• **WHAT IS ASKED**:
Locate each line below that includes "elev" and reproduce it.

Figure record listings
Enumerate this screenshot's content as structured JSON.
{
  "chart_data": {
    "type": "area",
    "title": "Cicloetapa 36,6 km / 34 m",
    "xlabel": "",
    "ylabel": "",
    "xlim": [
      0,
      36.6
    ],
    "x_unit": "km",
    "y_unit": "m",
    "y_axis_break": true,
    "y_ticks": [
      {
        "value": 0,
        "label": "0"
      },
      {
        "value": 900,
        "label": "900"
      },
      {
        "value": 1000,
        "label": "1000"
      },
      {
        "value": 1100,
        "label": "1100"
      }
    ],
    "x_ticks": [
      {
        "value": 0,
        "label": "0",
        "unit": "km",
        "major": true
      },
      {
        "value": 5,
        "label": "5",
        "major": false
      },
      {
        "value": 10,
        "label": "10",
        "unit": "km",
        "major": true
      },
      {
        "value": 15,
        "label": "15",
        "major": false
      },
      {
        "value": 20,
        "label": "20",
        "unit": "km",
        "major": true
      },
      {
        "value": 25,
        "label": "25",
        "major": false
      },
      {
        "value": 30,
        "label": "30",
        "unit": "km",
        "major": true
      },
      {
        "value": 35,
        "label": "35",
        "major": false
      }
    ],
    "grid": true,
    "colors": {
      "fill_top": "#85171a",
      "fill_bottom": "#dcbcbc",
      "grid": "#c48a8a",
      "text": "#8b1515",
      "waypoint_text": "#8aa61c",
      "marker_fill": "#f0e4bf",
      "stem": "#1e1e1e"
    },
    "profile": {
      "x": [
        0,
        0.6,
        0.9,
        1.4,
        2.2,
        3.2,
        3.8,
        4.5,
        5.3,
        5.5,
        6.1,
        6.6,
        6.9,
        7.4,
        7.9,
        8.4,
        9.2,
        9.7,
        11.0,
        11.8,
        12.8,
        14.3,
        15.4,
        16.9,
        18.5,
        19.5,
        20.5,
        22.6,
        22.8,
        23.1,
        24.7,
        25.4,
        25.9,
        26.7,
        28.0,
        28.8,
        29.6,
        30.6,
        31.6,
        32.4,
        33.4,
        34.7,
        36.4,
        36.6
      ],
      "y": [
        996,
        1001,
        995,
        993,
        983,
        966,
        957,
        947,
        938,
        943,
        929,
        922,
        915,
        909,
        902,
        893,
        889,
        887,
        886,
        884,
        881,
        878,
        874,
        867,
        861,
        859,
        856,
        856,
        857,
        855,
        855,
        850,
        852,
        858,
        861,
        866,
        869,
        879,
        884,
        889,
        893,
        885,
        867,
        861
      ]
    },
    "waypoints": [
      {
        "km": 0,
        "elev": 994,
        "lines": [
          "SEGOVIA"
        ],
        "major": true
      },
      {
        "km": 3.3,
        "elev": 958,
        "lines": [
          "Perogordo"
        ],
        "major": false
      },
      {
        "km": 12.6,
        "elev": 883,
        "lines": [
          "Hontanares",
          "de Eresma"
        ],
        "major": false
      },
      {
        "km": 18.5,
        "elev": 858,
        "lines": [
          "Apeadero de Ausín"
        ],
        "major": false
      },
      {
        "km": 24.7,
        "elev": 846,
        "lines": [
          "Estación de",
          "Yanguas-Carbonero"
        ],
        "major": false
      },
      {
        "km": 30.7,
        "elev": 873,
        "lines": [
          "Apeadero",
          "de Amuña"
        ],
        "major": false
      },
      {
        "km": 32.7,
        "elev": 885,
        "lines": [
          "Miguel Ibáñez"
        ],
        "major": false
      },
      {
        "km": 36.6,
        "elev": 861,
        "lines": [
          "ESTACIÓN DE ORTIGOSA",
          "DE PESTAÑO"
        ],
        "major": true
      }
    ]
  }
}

• **FULL OUTPUT**:
        "elev": 994,
        "elev": 958,
        "elev": 883,
        "elev": 858,
        "elev": 846,
        "elev": 873,
        "elev": 885,
        "elev": 861,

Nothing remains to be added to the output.